#### Data excerpts ####

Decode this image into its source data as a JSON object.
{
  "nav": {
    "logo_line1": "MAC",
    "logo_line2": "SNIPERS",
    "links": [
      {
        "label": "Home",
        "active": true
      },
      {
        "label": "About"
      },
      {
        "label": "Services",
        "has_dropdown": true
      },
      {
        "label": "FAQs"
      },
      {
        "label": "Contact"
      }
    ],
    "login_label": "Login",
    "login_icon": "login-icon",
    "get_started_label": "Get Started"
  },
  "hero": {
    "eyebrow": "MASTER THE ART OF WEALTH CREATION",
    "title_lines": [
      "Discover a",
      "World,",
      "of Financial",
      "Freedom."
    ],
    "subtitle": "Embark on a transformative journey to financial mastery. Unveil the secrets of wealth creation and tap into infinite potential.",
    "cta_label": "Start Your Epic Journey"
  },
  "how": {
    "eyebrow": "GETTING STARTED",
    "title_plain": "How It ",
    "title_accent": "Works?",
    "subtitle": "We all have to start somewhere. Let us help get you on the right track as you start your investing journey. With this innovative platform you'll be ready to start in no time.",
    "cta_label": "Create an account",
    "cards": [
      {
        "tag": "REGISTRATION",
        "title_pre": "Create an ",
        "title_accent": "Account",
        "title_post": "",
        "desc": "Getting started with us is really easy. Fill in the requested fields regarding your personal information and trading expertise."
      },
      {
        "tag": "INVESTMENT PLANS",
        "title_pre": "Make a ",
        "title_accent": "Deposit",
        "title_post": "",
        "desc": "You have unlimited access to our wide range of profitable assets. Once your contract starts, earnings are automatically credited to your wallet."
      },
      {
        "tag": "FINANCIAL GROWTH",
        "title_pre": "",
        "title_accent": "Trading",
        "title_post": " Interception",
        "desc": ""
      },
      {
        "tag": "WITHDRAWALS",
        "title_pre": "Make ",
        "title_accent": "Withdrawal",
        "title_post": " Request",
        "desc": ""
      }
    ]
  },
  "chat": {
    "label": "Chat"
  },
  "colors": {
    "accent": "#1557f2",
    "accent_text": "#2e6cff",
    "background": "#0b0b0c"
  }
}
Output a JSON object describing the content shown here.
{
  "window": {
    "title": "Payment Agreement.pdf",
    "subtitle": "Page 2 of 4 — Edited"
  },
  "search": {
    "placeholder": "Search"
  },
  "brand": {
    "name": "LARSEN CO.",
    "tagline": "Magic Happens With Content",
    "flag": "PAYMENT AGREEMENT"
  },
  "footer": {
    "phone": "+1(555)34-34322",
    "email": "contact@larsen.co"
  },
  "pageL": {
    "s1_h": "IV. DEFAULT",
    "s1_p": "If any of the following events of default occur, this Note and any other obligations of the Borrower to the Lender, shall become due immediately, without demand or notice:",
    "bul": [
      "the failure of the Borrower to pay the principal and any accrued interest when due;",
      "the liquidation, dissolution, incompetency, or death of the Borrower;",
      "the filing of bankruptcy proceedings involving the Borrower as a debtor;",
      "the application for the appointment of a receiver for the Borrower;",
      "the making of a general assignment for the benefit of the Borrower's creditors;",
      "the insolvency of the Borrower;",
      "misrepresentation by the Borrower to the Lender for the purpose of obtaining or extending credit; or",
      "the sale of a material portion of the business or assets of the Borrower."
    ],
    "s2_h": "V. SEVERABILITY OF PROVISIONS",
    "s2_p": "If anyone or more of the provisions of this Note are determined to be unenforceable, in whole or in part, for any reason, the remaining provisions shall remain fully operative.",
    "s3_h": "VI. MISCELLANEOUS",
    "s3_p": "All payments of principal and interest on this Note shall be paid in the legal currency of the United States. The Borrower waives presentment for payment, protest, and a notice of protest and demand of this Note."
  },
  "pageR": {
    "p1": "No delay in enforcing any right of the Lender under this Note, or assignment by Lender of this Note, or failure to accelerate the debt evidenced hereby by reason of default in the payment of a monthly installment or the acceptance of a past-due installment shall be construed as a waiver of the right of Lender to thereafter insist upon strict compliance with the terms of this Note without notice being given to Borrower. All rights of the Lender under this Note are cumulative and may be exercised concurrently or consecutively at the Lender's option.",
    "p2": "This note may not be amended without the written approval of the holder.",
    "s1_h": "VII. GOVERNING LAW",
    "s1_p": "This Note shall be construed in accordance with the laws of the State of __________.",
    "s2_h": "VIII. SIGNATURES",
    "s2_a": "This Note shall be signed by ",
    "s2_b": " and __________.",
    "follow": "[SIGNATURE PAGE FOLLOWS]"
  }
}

####

Task directions>
Repeat the records exactly, including every line.

Solution to this problem>
Decode this image into its source data as a JSON object.
{
  "nav": {
    "logo_line1": "MAC",
    "logo_line2": "SNIPERS",
    "links": [
      {
        "label": "Home",
        "active": true
      },
      {
        "label": "About"
      },
      {
        "label": "Services",
        "has_dropdown": true
      },
      {
        "label": "FAQs"
      },
      {
        "label": "Contact"
      }
    ],
    "login_label": "Login",
    "login_icon": "login-icon",
    "get_started_label": "Get Started"
  },
  "hero": {
    "eyebrow": "MASTER THE ART OF WEALTH CREATION",
    "title_lines": [
      "Discover a",
      "World,",
      "of Financial",
      "Freedom."
    ],
    "subtitle": "Embark on a transformative journey to financial mastery. Unveil the secrets of wealth creation and tap into infinite potential.",
    "cta_label": "Start Your Epic Journey"
  },
  "how": {
    "eyebrow": "GETTING STARTED",
    "title_plain": "How It ",
    "title_accent": "Works?",
    "subtitle": "We all have to start somewhere. Let us help get you on the right track as you start your investing journey. With this innovative platform you'll be ready to start in no time.",
    "cta_label": "Create an account",
    "cards": [
      {
        "tag": "REGISTRATION",
        "title_pre": "Create an ",
        "title_accent": "Account",
        "title_post": "",
        "desc": "Getting started with us is really easy. Fill in the requested fields regarding your personal information and trading expertise."
      },
      {
        "tag": "INVESTMENT PLANS",
        "title_pre": "Make a ",
        "title_accent": "Deposit",
        "title_post": "",
        "desc": "You have unlimited access to our wide range of profitable assets. Once your contract starts, earnings are automatically credited to your wallet."
      },
      {
        "tag": "FINANCIAL GROWTH",
        "title_pre": "",
        "title_accent": "Trading",
        "title_post": " Interception",
        "desc": ""
      },
      {
        "tag": "WITHDRAWALS",
        "title_pre": "Make ",
        "title_accent": "Withdrawal",
        "title_post": " Request",
        "desc": ""
      }
    ]
  },
  "chat": {
    "label": "Chat"
  },
  "colors": {
    "accent": "#1557f2",
    "accent_text": "#2e6cff",
    "background": "#0b0b0c"
  }
}
Output a JSON object describing the content shown here.
{
  "window": {
    "title": "Payment Agreement.pdf",
    "subtitle": "Page 2 of 4 — Edited"
  },
  "search": {
    "placeholder": "Search"
  },
  "brand": {
    "name": "LARSEN CO.",
    "tagline": "Magic Happens With Content",
    "flag": "PAYMENT AGREEMENT"
  },
  "footer": {
    "phone": "+1(555)34-34322",
    "email": "contact@larsen.co"
  },
  "pageL": {
    "s1_h": "IV. DEFAULT",
    "s1_p": "If any of the following events of default occur, this Note and any other obligations of the Borrower to the Lender, shall become due immediately, without demand or notice:",
    "bul": [
      "the failure of the Borrower to pay the principal and any accrued interest when due;",
      "the liquidation, dissolution, incompetency, or death of the Borrower;",
      "the filing of bankruptcy proceedings involving the Borrower as a debtor;",
      "the application for the appointment of a receiver for the Borrower;",
      "the making of a general assignment for the benefit of the Borrower's creditors;",
      "the insolvency of the Borrower;",
      "misrepresentation by the Borrower to the Lender for the purpose of obtaining or extending credit; or",
      "the sale of a material portion of the business or assets of the Borrower."
    ],
    "s2_h": "V. SEVERABILITY OF PROVISIONS",
    "s2_p": "If anyone or more of the provisions of this Note are determined to be unenforceable, in whole or in part, for any reason, the remaining provisions shall remain fully operative.",
    "s3_h": "VI. MISCELLANEOUS",
    "s3_p": "All payments of principal and interest on this Note shall be paid in the legal currency of the United States. The Borrower waives presentment for payment, protest, and a notice of protest and demand of this Note."
  },
  "pageR": {
    "p1": "No delay in enforcing any right of the Lender under this Note, or assignment by Lender of this Note, or failure to accelerate the debt evidenced hereby by reason of default in the payment of a monthly installment or the acceptance of a past-due installment shall be construed as a waiver of the right of Lender to thereafter insist upon strict compliance with the terms of this Note without notice being given to Borrower. All rights of the Lender under this Note are cumulative and may be exercised concurrently or consecutively at the Lender's option.",
    "p2": "This note may not be amended without the written approval of the holder.",
    "s1_h": "VII. GOVERNING LAW",
    "s1_p": "This Note shall be construed in accordance with the laws of the State of __________.",
    "s2_h": "VIII. SIGNATURES",
    "s2_a": "This Note shall be signed by ",
    "s2_b": " and __________.",
    "follow": "[SIGNATURE PAGE FOLLOWS]"
  }
}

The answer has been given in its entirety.